Realising that they had written themselves into a corner, the writers briefly mucked about with another time jump and some sentient dinosaur nonsense, and then decided on a proper retool : Storm and Redhair were transported to Pandarve, a strange world and accompanying system defying the laws of nature. Pandarve and the many other worlds in the system orbit a white hole, which spews out breathable air filling the space between the planets. Thus, once the scientific absurdity gets handwaved, you get a place where people actually travel between planets in sailships. Storm and redhair pick up a third companion, the blood red Boisterous Bruiser Nomad, and go adventuring again, often chased by Pandarve's despotic theocrat Marduk who believes that due to being a time traveler, Storm's body is key to control of the multiverse. 17 more albums were written, culminating in an epic trilogy about a Big Dumb Object intruder with some surprising inhabitants threatening the Pandarve system.

The publishing tempo started to seriously lag during the production of this trilogy, and after it ended nothing happened for two years, only for Don Lawrence to die shortly before starting work on a new story in 2003. Because his irreplaceable drawing style was the heart of the series, there were serious doubts if it could be continued, but after a long search two artists were found that complementing each other's specialties might pull it off: Romano Molenaar and Jorg De Vos. A new album finally arrived in 2007, and was generally considered to be a success. Since then, albums have again appeared at a tempo of about one per year.

The pre-Pandarve albums are known as the Chronicles of the Deep World, whereas the later ones are the Chronicles of Pandarve. There was also three poorly received albums drawn by another artist supposed to be set in an uneventfull period of Storm's deep world time, called the Chronicles of Meanwhile. More recently, the series has gotten a bit of a spinoff fever, in part because Don Lawrence's successors just coudn't draw fast enough and different teams were needed to maintain regular output. The Chronicles of the Outer Rim, which is more or less just regular stories by another team, seems to have stalled after just one album. A prequel centering on Redhair's adventures before she met Storm is also in the making.

Not to be confused with the Marvel Comics character Storm, obviously.

Exercise instructions » Retype the part of the text about the Storm comic series between "The pre-Pandarve albums" and "character Storm, obviously.", inclusive.

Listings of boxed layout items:
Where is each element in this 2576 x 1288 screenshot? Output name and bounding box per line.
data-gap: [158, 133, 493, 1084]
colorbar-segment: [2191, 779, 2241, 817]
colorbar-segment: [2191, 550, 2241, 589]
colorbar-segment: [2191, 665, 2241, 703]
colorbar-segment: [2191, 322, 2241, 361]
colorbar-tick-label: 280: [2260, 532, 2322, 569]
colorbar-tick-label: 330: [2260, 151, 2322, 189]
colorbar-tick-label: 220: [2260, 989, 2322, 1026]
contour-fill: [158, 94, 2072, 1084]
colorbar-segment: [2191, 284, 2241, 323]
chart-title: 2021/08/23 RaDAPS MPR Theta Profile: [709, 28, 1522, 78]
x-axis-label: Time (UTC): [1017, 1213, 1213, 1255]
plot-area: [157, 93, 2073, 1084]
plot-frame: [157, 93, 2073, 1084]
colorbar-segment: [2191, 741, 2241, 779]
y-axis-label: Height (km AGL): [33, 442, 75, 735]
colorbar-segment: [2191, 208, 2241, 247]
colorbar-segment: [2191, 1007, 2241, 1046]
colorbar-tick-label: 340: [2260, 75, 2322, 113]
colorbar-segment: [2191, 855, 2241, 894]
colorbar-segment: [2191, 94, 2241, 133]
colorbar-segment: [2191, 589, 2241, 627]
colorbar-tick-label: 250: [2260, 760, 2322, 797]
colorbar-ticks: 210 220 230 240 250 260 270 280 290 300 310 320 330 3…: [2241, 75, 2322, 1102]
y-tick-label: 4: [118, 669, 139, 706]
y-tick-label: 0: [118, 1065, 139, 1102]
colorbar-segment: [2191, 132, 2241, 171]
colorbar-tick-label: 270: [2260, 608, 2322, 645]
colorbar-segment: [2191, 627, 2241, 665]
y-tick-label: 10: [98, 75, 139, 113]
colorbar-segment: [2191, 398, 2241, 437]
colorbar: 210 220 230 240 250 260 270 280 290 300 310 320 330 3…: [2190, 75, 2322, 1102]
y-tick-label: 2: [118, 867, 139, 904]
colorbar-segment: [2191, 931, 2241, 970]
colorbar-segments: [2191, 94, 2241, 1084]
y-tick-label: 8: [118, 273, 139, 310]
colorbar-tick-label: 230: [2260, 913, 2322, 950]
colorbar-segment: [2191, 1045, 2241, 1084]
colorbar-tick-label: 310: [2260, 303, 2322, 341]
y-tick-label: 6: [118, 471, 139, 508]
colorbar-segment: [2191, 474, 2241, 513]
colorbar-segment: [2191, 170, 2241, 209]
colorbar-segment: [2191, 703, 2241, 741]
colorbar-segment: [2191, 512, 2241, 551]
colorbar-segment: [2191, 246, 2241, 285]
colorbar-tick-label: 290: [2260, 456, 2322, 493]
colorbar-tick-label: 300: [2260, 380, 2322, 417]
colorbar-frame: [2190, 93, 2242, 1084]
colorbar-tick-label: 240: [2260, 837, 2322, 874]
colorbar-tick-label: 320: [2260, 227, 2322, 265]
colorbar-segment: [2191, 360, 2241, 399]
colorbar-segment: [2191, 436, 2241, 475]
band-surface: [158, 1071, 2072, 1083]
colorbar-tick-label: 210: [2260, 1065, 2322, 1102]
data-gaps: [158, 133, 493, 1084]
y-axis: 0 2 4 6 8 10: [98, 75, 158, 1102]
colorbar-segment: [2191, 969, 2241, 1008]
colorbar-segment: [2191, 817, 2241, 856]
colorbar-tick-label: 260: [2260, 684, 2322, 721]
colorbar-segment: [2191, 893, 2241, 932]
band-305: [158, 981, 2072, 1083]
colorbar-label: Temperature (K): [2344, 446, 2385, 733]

Solution to this problem »
The pre-Pandarve albums are known as the Chronicles of the Deep World, whereas the later ones are the Chronicles of Pandarve. There was also three poorly received albums drawn by another artist supposed to be set in an uneventfull period of Storm's deep world time, called the Chronicles of Meanwhile. More recently, the series has gotten a bit of a spinoff fever, in part because Don Lawrence's successors just coudn't draw fast enough and different teams were needed to maintain regular output. The Chronicles of the Outer Rim, which is more or less just regular stories by another team, seems to have stalled after just one album. A prequel centering on Redhair's adventures before she met Storm is also in the making.

Not to be confused with the Marvel Comics character Storm, obviously.